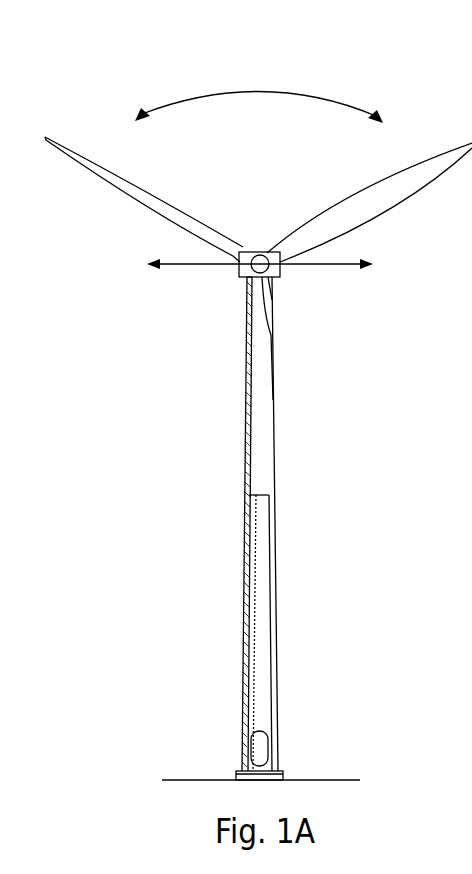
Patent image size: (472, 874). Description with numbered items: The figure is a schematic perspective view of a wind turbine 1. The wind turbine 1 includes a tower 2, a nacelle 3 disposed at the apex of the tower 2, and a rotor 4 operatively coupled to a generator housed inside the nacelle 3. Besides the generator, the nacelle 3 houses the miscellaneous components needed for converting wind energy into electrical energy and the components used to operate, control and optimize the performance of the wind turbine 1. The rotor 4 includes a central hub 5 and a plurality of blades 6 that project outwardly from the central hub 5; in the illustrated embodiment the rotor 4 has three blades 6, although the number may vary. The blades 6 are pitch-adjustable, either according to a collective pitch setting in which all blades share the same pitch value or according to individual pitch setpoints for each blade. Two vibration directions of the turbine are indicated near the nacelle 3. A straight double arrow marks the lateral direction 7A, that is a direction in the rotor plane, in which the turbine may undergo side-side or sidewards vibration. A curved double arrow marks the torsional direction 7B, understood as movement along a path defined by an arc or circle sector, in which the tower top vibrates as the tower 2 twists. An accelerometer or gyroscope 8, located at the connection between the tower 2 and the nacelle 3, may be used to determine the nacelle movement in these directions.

The wind turbine 1 is at (428, 110).
The tower 2 is at (265, 552).
The nacelle 3 is at (240, 275).
The rotor 4 is at (291, 311).
The central hub 5 is at (284, 275).
The blades 6 is at (388, 188).
The lateral direction 7A is at (342, 267).
The torsional direction 7B is at (297, 92).
The accelerometer or gyroscope 8 is at (247, 283).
┄┄┄┄┄┄
#### Task details:
Could you swap "schematic perspective view" for "diagrammatic perspective view" in the stretch from the start of the data through the line containing "The rotor 4 is at (291, 311).", leaving the pictures out and changing nothing else?

#### Answer to this task:
Patent image size: (472, 874). Description with numbered items: The figure is a diagrammatic perspective view of a wind turbine 1. The wind turbine 1 includes a tower 2, a nacelle 3 disposed at the apex of the tower 2, and a rotor 4 operatively coupled to a generator housed inside the nacelle 3. Besides the generator, the nacelle 3 houses the miscellaneous components needed for converting wind energy into electrical energy and the components used to operate, control and optimize the performance of the wind turbine 1. The rotor 4 includes a central hub 5 and a plurality of blades 6 that project outwardly from the central hub 5; in the illustrated embodiment the rotor 4 has three blades 6, although the number may vary. The blades 6 are pitch-adjustable, either according to a collective pitch setting in which all blades share the same pitch value or according to individual pitch setpoints for each blade. Two vibration directions of the turbine are indicated near the nacelle 3. A straight double arrow marks the lateral direction 7A, that is a direction in the rotor plane, in which the turbine may undergo side-side or sidewards vibration. A curved double arrow marks the torsional direction 7B, understood as movement along a path defined by an arc or circle sector, in which the tower top vibrates as the tower 2 twists. An accelerometer or gyroscope 8, located at the connection between the tower 2 and the nacelle 3, may be used to determine the nacelle movement in these directions.

The wind turbine 1 is at (428, 110).
The tower 2 is at (265, 552).
The nacelle 3 is at (240, 275).
The rotor 4 is at (291, 311).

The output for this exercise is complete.